__Exercise aim__
Return a copy of every line in the records that includes the word "What".
— START OF Exercise input —
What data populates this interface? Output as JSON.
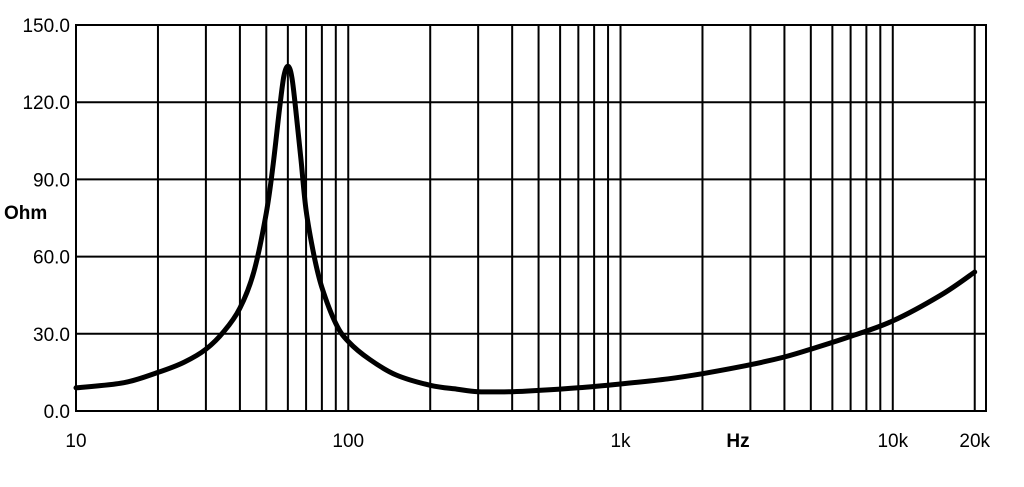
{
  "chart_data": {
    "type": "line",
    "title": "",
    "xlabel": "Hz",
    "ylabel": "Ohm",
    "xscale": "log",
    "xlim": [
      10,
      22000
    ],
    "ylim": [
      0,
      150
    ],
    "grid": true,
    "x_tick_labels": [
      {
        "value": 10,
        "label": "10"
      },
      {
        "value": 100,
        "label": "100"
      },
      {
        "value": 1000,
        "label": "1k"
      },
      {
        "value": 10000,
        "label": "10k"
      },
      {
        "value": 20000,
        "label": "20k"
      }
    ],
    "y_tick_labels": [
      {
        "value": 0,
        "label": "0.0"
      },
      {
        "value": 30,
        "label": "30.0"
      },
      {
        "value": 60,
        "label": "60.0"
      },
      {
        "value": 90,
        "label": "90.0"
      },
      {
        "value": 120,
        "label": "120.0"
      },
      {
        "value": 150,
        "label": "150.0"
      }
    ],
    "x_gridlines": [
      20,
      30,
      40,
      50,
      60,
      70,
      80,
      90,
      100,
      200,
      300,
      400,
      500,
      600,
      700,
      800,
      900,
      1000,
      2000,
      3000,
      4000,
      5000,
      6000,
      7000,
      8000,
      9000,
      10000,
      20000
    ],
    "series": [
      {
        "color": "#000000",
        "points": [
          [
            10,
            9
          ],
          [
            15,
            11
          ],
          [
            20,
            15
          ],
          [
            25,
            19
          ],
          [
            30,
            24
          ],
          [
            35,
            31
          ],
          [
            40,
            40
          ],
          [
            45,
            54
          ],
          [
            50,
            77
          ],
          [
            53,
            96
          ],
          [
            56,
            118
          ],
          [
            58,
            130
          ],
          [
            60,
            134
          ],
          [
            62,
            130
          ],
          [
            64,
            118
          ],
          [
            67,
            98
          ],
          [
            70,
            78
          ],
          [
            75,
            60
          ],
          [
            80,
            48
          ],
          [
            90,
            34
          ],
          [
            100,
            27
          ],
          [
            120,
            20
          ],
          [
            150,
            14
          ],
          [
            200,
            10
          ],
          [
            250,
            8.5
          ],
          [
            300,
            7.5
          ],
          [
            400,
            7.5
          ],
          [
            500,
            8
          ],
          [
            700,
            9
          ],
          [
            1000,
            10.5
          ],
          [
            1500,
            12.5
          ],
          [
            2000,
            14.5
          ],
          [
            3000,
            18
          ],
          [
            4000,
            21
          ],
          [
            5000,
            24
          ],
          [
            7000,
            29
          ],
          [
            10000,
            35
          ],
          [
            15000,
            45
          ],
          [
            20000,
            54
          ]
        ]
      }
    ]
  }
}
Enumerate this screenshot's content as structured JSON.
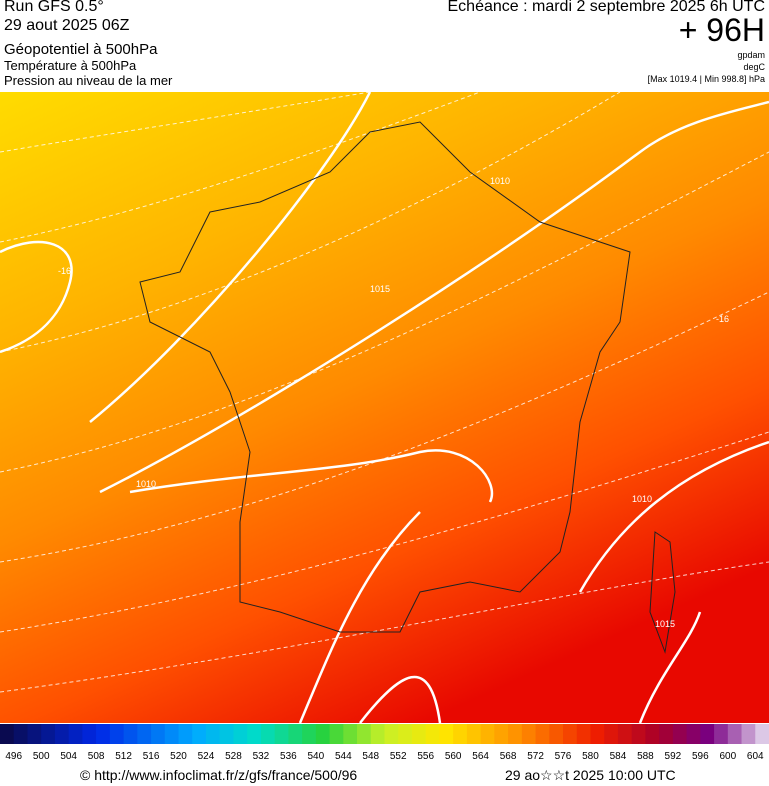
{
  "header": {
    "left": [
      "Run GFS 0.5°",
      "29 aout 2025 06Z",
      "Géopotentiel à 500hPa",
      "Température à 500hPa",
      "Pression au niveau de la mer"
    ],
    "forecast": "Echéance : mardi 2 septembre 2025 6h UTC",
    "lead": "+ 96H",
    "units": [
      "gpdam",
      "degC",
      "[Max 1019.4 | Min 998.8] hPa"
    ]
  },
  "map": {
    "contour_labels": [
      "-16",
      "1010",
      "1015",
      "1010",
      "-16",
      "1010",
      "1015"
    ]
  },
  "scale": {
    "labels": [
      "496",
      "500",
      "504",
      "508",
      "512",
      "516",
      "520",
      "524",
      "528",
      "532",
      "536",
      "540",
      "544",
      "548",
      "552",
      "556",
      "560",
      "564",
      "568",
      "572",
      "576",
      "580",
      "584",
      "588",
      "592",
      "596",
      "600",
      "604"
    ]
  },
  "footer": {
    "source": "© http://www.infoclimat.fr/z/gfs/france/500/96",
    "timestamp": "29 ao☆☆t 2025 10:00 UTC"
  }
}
— END OF Exercise input —
— START OF Exercise input —
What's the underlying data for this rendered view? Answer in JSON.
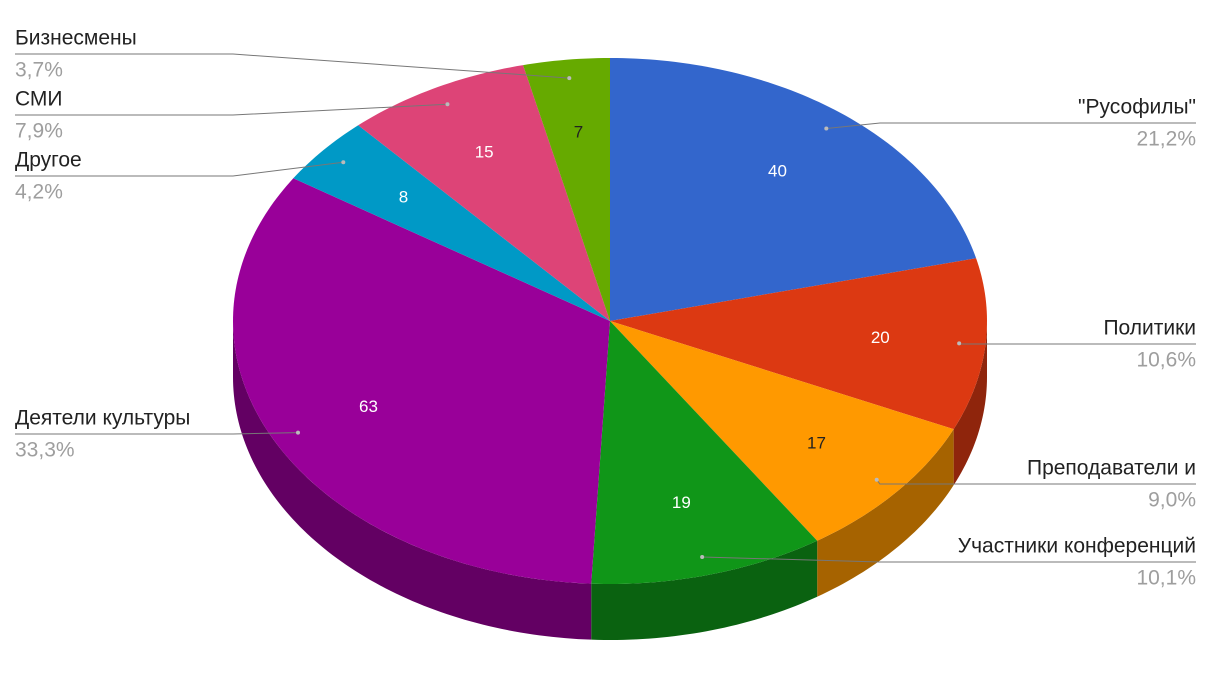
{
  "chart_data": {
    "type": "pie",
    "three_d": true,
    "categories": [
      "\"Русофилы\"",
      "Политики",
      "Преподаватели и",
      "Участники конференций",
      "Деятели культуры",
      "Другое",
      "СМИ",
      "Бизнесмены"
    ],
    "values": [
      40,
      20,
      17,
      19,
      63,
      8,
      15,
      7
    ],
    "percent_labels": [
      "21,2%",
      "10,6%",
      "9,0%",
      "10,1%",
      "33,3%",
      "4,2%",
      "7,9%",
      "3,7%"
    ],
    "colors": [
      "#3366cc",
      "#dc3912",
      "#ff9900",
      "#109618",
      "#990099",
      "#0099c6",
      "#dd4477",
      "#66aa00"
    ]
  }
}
— END OF Exercise input —
__Solution to this problem__
What data populates this interface? Output as JSON.
What's the underlying data for this rendered view? Answer in JSON.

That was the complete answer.